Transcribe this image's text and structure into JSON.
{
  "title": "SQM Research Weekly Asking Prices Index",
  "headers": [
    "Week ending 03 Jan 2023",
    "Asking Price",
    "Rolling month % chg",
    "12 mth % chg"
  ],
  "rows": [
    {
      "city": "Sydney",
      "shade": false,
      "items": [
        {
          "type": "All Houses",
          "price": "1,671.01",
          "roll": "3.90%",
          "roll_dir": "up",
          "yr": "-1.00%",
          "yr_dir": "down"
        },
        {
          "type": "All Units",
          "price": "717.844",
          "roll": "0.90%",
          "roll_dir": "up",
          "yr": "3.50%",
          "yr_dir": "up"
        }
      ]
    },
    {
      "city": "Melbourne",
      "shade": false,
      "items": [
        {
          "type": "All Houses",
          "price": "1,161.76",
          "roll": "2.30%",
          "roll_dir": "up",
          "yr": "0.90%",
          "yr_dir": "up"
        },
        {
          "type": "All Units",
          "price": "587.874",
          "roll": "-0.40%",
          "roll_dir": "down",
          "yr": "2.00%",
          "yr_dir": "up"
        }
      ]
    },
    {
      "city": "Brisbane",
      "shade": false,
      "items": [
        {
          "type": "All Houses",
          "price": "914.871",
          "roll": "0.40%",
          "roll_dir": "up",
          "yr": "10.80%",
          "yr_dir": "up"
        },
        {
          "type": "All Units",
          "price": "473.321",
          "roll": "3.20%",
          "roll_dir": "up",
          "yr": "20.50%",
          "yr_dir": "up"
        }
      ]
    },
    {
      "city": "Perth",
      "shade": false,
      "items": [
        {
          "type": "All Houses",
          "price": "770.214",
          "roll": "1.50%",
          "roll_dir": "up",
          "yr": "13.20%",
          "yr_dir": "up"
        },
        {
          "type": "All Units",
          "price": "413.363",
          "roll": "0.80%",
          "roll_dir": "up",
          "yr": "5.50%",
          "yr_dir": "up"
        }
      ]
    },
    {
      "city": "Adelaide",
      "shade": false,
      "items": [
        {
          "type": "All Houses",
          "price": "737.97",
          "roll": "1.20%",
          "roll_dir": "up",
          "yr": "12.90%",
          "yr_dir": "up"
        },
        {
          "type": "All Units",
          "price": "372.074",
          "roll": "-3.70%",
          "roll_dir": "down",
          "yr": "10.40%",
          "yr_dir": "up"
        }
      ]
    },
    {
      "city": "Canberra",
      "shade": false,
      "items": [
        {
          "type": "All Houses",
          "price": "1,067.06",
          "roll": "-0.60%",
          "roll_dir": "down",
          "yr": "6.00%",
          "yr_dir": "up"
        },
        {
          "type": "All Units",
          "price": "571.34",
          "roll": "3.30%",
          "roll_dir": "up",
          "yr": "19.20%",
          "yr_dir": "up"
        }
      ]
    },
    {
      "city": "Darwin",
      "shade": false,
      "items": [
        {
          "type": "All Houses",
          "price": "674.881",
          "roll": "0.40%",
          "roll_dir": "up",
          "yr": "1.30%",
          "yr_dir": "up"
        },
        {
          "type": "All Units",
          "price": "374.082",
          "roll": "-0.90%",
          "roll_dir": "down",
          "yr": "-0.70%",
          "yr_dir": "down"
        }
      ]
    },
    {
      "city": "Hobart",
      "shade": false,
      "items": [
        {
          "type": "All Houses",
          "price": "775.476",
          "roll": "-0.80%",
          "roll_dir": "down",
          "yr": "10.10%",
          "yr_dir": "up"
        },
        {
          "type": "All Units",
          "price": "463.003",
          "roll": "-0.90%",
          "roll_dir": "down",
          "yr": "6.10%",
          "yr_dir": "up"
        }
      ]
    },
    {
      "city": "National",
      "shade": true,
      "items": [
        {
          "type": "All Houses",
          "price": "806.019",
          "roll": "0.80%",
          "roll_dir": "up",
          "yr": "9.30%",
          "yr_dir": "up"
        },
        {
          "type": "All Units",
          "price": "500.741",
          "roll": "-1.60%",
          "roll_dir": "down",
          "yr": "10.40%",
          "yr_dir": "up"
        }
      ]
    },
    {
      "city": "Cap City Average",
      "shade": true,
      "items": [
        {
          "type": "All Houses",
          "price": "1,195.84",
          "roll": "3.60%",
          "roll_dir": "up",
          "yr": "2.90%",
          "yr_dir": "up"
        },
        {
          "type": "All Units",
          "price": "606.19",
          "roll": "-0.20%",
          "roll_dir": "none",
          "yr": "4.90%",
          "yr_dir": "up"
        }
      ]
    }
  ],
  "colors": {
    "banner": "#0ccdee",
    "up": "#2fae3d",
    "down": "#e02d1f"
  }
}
════════
**PROBLEM DETAILS:**
Using the material above, gather every line that includes "Asking".

**ANSWER TO THE PROBLEM:**
  "title": "SQM Research Weekly Asking Prices Index",
    "Asking Price",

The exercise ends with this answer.